**WHAT IS NEEDED**
Copy all the material that follows, keeping every character the same.

**DATASET RECORDS**

<<<<

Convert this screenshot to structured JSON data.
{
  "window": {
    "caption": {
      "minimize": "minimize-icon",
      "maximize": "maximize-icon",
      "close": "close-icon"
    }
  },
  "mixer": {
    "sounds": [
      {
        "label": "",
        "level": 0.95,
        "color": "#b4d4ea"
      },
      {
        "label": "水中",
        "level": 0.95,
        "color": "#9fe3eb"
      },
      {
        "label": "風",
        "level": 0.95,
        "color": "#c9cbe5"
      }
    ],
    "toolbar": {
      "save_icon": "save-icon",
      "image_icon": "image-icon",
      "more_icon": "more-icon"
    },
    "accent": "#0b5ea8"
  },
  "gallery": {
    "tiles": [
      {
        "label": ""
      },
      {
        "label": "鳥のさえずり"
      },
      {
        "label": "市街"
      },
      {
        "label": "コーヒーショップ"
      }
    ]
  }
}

>>>>

**SOLUTION FOR THIS PROBLEM**
Convert this screenshot to structured JSON data.
{
  "window": {
    "caption": {
      "minimize": "minimize-icon",
      "maximize": "maximize-icon",
      "close": "close-icon"
    }
  },
  "mixer": {
    "sounds": [
      {
        "label": "",
        "level": 0.95,
        "color": "#b4d4ea"
      },
      {
        "label": "水中",
        "level": 0.95,
        "color": "#9fe3eb"
      },
      {
        "label": "風",
        "level": 0.95,
        "color": "#c9cbe5"
      }
    ],
    "toolbar": {
      "save_icon": "save-icon",
      "image_icon": "image-icon",
      "more_icon": "more-icon"
    },
    "accent": "#0b5ea8"
  },
  "gallery": {
    "tiles": [
      {
        "label": ""
      },
      {
        "label": "鳥のさえずり"
      },
      {
        "label": "市街"
      },
      {
        "label": "コーヒーショップ"
      }
    ]
  }
}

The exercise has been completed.